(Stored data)

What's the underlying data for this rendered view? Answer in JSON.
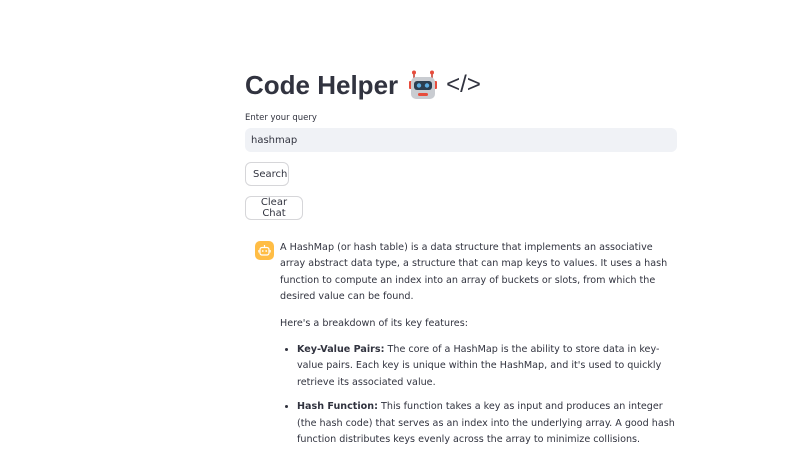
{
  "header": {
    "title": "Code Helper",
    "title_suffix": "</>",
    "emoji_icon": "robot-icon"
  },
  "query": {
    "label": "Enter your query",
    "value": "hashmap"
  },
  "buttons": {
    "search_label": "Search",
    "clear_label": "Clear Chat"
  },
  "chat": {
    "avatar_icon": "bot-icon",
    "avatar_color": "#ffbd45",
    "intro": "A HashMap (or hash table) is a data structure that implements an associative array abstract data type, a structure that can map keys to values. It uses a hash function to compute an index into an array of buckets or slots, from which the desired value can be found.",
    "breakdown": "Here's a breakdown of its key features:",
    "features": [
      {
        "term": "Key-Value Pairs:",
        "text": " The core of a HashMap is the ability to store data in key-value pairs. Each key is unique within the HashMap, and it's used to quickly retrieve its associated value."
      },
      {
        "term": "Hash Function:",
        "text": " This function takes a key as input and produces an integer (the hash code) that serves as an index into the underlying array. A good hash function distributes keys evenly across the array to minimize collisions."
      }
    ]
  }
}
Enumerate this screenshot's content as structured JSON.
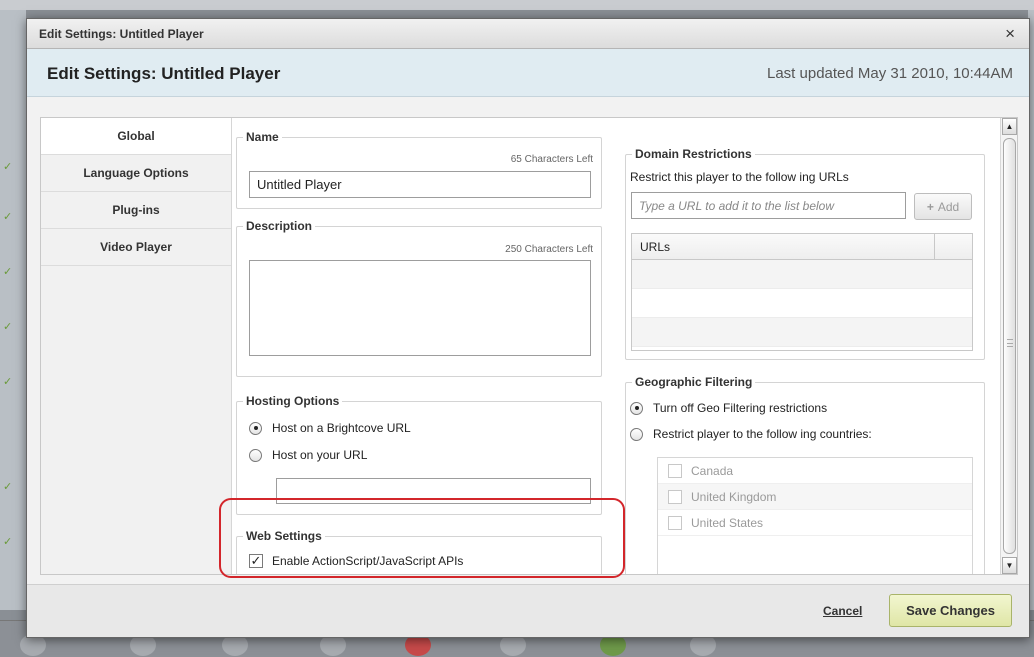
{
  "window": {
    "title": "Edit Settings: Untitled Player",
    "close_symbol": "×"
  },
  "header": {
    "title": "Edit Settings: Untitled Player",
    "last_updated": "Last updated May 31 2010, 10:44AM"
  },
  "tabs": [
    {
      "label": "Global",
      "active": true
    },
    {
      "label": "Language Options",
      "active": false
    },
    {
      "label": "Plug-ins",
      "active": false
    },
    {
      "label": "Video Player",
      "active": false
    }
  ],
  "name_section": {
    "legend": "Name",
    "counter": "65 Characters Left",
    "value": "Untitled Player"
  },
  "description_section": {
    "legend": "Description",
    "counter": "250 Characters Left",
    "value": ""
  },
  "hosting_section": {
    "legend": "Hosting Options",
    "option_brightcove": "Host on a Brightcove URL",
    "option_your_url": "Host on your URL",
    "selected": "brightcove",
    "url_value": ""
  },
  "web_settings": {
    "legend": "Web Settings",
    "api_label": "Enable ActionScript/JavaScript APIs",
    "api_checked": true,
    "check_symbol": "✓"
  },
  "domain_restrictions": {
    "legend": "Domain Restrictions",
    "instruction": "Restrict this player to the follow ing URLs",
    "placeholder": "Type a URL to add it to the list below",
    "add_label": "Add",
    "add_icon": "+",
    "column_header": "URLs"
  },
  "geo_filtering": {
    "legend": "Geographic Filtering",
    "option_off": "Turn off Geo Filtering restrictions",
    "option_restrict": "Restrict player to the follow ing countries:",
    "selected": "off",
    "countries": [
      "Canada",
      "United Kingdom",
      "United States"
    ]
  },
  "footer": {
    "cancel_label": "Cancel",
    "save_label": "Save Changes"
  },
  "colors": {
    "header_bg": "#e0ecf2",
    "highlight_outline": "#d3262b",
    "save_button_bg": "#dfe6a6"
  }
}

# What is required
Set down the records in full and exactly. Do not carry over any image.

# Solved exercise
What's the underlying data for this rendered view? Answer in JSON.
{
  "header": {
    "title": "Code Helper",
    "title_suffix": "</>",
    "emoji_icon": "robot-icon"
  },
  "query": {
    "label": "Enter your query",
    "value": "hashmap"
  },
  "buttons": {
    "search_label": "Search",
    "clear_label": "Clear Chat"
  },
  "chat": {
    "avatar_icon": "bot-icon",
    "avatar_color": "#ffbd45",
    "intro": "A HashMap (or hash table) is a data structure that implements an associative array abstract data type, a structure that can map keys to values. It uses a hash function to compute an index into an array of buckets or slots, from which the desired value can be found.",
    "breakdown": "Here's a breakdown of its key features:",
    "features": [
      {
        "term": "Key-Value Pairs:",
        "text": " The core of a HashMap is the ability to store data in key-value pairs. Each key is unique within the HashMap, and it's used to quickly retrieve its associated value."
      },
      {
        "term": "Hash Function:",
        "text": " This function takes a key as input and produces an integer (the hash code) that serves as an index into the underlying array. A good hash function distributes keys evenly across the array to minimize collisions."
      }
    ]
  }
}
Enumerate this screenshot's content as structured JSON.
{
  "window": {
    "title": "Edit Settings: Untitled Player",
    "close_symbol": "×"
  },
  "header": {
    "title": "Edit Settings: Untitled Player",
    "last_updated": "Last updated May 31 2010, 10:44AM"
  },
  "tabs": [
    {
      "label": "Global",
      "active": true
    },
    {
      "label": "Language Options",
      "active": false
    },
    {
      "label": "Plug-ins",
      "active": false
    },
    {
      "label": "Video Player",
      "active": false
    }
  ],
  "name_section": {
    "legend": "Name",
    "counter": "65 Characters Left",
    "value": "Untitled Player"
  },
  "description_section": {
    "legend": "Description",
    "counter": "250 Characters Left",
    "value": ""
  },
  "hosting_section": {
    "legend": "Hosting Options",
    "option_brightcove": "Host on a Brightcove URL",
    "option_your_url": "Host on your URL",
    "selected": "brightcove",
    "url_value": ""
  },
  "web_settings": {
    "legend": "Web Settings",
    "api_label": "Enable ActionScript/JavaScript APIs",
    "api_checked": true,
    "check_symbol": "✓"
  },
  "domain_restrictions": {
    "legend": "Domain Restrictions",
    "instruction": "Restrict this player to the follow ing URLs",
    "placeholder": "Type a URL to add it to the list below",
    "add_label": "Add",
    "add_icon": "+",
    "column_header": "URLs"
  },
  "geo_filtering": {
    "legend": "Geographic Filtering",
    "option_off": "Turn off Geo Filtering restrictions",
    "option_restrict": "Restrict player to the follow ing countries:",
    "selected": "off",
    "countries": [
      "Canada",
      "United Kingdom",
      "United States"
    ]
  },
  "footer": {
    "cancel_label": "Cancel",
    "save_label": "Save Changes"
  },
  "colors": {
    "header_bg": "#e0ecf2",
    "highlight_outline": "#d3262b",
    "save_button_bg": "#dfe6a6"
  }
}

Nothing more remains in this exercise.